Copy each line of the material below that includes the string "Sanidad".

---

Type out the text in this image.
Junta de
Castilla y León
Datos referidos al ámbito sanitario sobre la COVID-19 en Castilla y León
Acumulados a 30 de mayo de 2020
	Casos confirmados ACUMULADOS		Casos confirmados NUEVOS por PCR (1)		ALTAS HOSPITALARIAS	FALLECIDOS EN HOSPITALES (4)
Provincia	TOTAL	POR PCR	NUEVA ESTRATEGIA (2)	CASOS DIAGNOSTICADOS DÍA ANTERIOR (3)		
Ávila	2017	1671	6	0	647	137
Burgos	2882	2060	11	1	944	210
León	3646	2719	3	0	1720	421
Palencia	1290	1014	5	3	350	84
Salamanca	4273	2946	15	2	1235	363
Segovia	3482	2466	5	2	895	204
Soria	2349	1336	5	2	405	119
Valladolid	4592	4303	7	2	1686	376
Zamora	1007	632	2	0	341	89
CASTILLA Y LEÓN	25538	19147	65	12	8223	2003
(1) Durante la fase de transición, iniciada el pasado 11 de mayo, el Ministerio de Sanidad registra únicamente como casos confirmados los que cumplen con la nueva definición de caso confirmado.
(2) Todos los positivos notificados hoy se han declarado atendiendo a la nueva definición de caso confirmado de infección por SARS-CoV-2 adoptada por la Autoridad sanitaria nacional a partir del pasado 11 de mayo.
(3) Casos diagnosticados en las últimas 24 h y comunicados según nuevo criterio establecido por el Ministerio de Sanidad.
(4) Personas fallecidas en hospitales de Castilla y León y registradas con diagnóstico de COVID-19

---

**SOLUTION TO THIS EXERCISE**
(1) Durante la fase de transición, iniciada el pasado 11 de mayo, el Ministerio de Sanidad registra únicamente como casos confirmados los que cumplen con la nueva definición de caso confirmado.
(3) Casos diagnosticados en las últimas 24 h y comunicados según nuevo criterio establecido por el Ministerio de Sanidad.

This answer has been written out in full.